Short problem: Give every line back verbatim, dropping all images.

Entries supplied:

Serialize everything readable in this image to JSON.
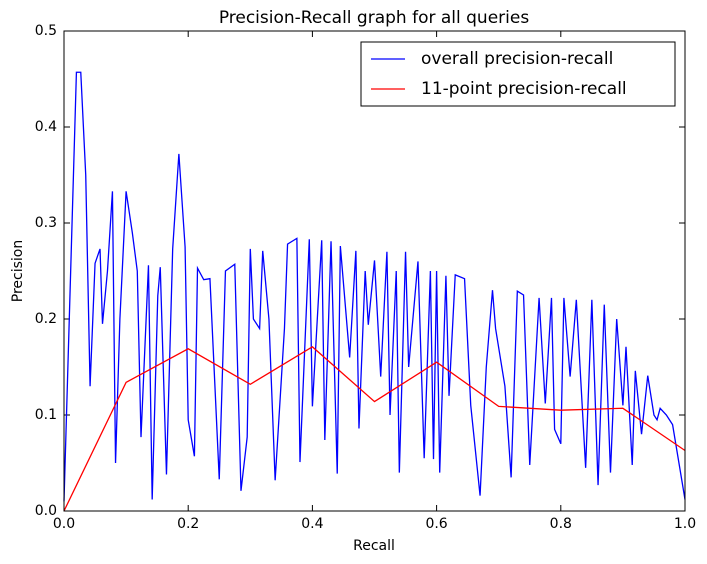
{
  "chart_data": {
    "type": "line",
    "title": "Precision-Recall graph for all queries",
    "x_label": "Recall",
    "y_label": "Precision",
    "xlim": [
      0,
      1
    ],
    "ylim": [
      0,
      0.5
    ],
    "xticks": [
      {
        "value": 0,
        "label": "0.0"
      },
      {
        "value": 0.2,
        "label": "0.2"
      },
      {
        "value": 0.4,
        "label": "0.4"
      },
      {
        "value": 0.6,
        "label": "0.6"
      },
      {
        "value": 0.8,
        "label": "0.8"
      },
      {
        "value": 1,
        "label": "1.0"
      }
    ],
    "yticks": [
      {
        "value": 0,
        "label": "0.0"
      },
      {
        "value": 0.1,
        "label": "0.1"
      },
      {
        "value": 0.2,
        "label": "0.2"
      },
      {
        "value": 0.3,
        "label": "0.3"
      },
      {
        "value": 0.4,
        "label": "0.4"
      },
      {
        "value": 0.5,
        "label": "0.5"
      }
    ],
    "grid": false,
    "legend_position": "upper-right",
    "series": [
      {
        "name": "overall precision-recall",
        "color": "#0000ff",
        "x": [
          0,
          0.02,
          0.027,
          0.035,
          0.042,
          0.05,
          0.058,
          0.062,
          0.07,
          0.078,
          0.083,
          0.09,
          0.1,
          0.11,
          0.118,
          0.124,
          0.136,
          0.142,
          0.151,
          0.155,
          0.165,
          0.175,
          0.185,
          0.195,
          0.2,
          0.21,
          0.215,
          0.225,
          0.235,
          0.25,
          0.26,
          0.275,
          0.285,
          0.295,
          0.3,
          0.305,
          0.315,
          0.32,
          0.33,
          0.34,
          0.355,
          0.36,
          0.375,
          0.38,
          0.395,
          0.4,
          0.415,
          0.42,
          0.43,
          0.44,
          0.445,
          0.46,
          0.47,
          0.475,
          0.485,
          0.49,
          0.5,
          0.51,
          0.52,
          0.525,
          0.535,
          0.54,
          0.55,
          0.555,
          0.57,
          0.58,
          0.59,
          0.595,
          0.6,
          0.605,
          0.615,
          0.62,
          0.63,
          0.645,
          0.655,
          0.67,
          0.68,
          0.69,
          0.695,
          0.71,
          0.72,
          0.73,
          0.74,
          0.75,
          0.765,
          0.775,
          0.785,
          0.79,
          0.8,
          0.805,
          0.815,
          0.825,
          0.84,
          0.85,
          0.86,
          0.87,
          0.88,
          0.89,
          0.9,
          0.905,
          0.915,
          0.92,
          0.93,
          0.94,
          0.95,
          0.955,
          0.96,
          0.97,
          0.98,
          1.0
        ],
        "values": [
          0.01,
          0.457,
          0.457,
          0.35,
          0.13,
          0.258,
          0.273,
          0.195,
          0.25,
          0.333,
          0.05,
          0.2,
          0.333,
          0.29,
          0.25,
          0.077,
          0.256,
          0.012,
          0.224,
          0.254,
          0.038,
          0.273,
          0.372,
          0.275,
          0.095,
          0.057,
          0.253,
          0.241,
          0.242,
          0.033,
          0.25,
          0.257,
          0.021,
          0.077,
          0.273,
          0.2,
          0.19,
          0.271,
          0.2,
          0.032,
          0.19,
          0.278,
          0.284,
          0.051,
          0.283,
          0.109,
          0.282,
          0.074,
          0.281,
          0.039,
          0.276,
          0.16,
          0.271,
          0.086,
          0.25,
          0.194,
          0.261,
          0.14,
          0.27,
          0.1,
          0.25,
          0.04,
          0.27,
          0.15,
          0.26,
          0.055,
          0.25,
          0.054,
          0.25,
          0.04,
          0.245,
          0.12,
          0.246,
          0.242,
          0.11,
          0.016,
          0.15,
          0.23,
          0.19,
          0.13,
          0.035,
          0.229,
          0.225,
          0.048,
          0.222,
          0.112,
          0.222,
          0.085,
          0.07,
          0.222,
          0.14,
          0.22,
          0.045,
          0.22,
          0.027,
          0.215,
          0.04,
          0.2,
          0.11,
          0.171,
          0.048,
          0.146,
          0.08,
          0.141,
          0.1,
          0.095,
          0.107,
          0.1,
          0.09,
          0.012
        ]
      },
      {
        "name": "11-point precision-recall",
        "color": "#ff0000",
        "x": [
          0,
          0.1,
          0.2,
          0.3,
          0.4,
          0.5,
          0.6,
          0.7,
          0.8,
          0.9,
          1.0
        ],
        "values": [
          0,
          0.134,
          0.169,
          0.132,
          0.171,
          0.114,
          0.155,
          0.109,
          0.105,
          0.107,
          0.063
        ]
      }
    ]
  }
}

The output:
Serialize everything readable in this image to JSON.
{
  "chart_data": {
    "type": "line",
    "title": "Precision-Recall graph for all queries",
    "x_label": "Recall",
    "y_label": "Precision",
    "xlim": [
      0,
      1
    ],
    "ylim": [
      0,
      0.5
    ],
    "xticks": [
      {
        "value": 0,
        "label": "0.0"
      },
      {
        "value": 0.2,
        "label": "0.2"
      },
      {
        "value": 0.4,
        "label": "0.4"
      },
      {
        "value": 0.6,
        "label": "0.6"
      },
      {
        "value": 0.8,
        "label": "0.8"
      },
      {
        "value": 1,
        "label": "1.0"
      }
    ],
    "yticks": [
      {
        "value": 0,
        "label": "0.0"
      },
      {
        "value": 0.1,
        "label": "0.1"
      },
      {
        "value": 0.2,
        "label": "0.2"
      },
      {
        "value": 0.3,
        "label": "0.3"
      },
      {
        "value": 0.4,
        "label": "0.4"
      },
      {
        "value": 0.5,
        "label": "0.5"
      }
    ],
    "grid": false,
    "legend_position": "upper-right",
    "series": [
      {
        "name": "overall precision-recall",
        "color": "#0000ff",
        "x": [
          0,
          0.02,
          0.027,
          0.035,
          0.042,
          0.05,
          0.058,
          0.062,
          0.07,
          0.078,
          0.083,
          0.09,
          0.1,
          0.11,
          0.118,
          0.124,
          0.136,
          0.142,
          0.151,
          0.155,
          0.165,
          0.175,
          0.185,
          0.195,
          0.2,
          0.21,
          0.215,
          0.225,
          0.235,
          0.25,
          0.26,
          0.275,
          0.285,
          0.295,
          0.3,
          0.305,
          0.315,
          0.32,
          0.33,
          0.34,
          0.355,
          0.36,
          0.375,
          0.38,
          0.395,
          0.4,
          0.415,
          0.42,
          0.43,
          0.44,
          0.445,
          0.46,
          0.47,
          0.475,
          0.485,
          0.49,
          0.5,
          0.51,
          0.52,
          0.525,
          0.535,
          0.54,
          0.55,
          0.555,
          0.57,
          0.58,
          0.59,
          0.595,
          0.6,
          0.605,
          0.615,
          0.62,
          0.63,
          0.645,
          0.655,
          0.67,
          0.68,
          0.69,
          0.695,
          0.71,
          0.72,
          0.73,
          0.74,
          0.75,
          0.765,
          0.775,
          0.785,
          0.79,
          0.8,
          0.805,
          0.815,
          0.825,
          0.84,
          0.85,
          0.86,
          0.87,
          0.88,
          0.89,
          0.9,
          0.905,
          0.915,
          0.92,
          0.93,
          0.94,
          0.95,
          0.955,
          0.96,
          0.97,
          0.98,
          1.0
        ],
        "values": [
          0.01,
          0.457,
          0.457,
          0.35,
          0.13,
          0.258,
          0.273,
          0.195,
          0.25,
          0.333,
          0.05,
          0.2,
          0.333,
          0.29,
          0.25,
          0.077,
          0.256,
          0.012,
          0.224,
          0.254,
          0.038,
          0.273,
          0.372,
          0.275,
          0.095,
          0.057,
          0.253,
          0.241,
          0.242,
          0.033,
          0.25,
          0.257,
          0.021,
          0.077,
          0.273,
          0.2,
          0.19,
          0.271,
          0.2,
          0.032,
          0.19,
          0.278,
          0.284,
          0.051,
          0.283,
          0.109,
          0.282,
          0.074,
          0.281,
          0.039,
          0.276,
          0.16,
          0.271,
          0.086,
          0.25,
          0.194,
          0.261,
          0.14,
          0.27,
          0.1,
          0.25,
          0.04,
          0.27,
          0.15,
          0.26,
          0.055,
          0.25,
          0.054,
          0.25,
          0.04,
          0.245,
          0.12,
          0.246,
          0.242,
          0.11,
          0.016,
          0.15,
          0.23,
          0.19,
          0.13,
          0.035,
          0.229,
          0.225,
          0.048,
          0.222,
          0.112,
          0.222,
          0.085,
          0.07,
          0.222,
          0.14,
          0.22,
          0.045,
          0.22,
          0.027,
          0.215,
          0.04,
          0.2,
          0.11,
          0.171,
          0.048,
          0.146,
          0.08,
          0.141,
          0.1,
          0.095,
          0.107,
          0.1,
          0.09,
          0.012
        ]
      },
      {
        "name": "11-point precision-recall",
        "color": "#ff0000",
        "x": [
          0,
          0.1,
          0.2,
          0.3,
          0.4,
          0.5,
          0.6,
          0.7,
          0.8,
          0.9,
          1.0
        ],
        "values": [
          0,
          0.134,
          0.169,
          0.132,
          0.171,
          0.114,
          0.155,
          0.109,
          0.105,
          0.107,
          0.063
        ]
      }
    ]
  }
}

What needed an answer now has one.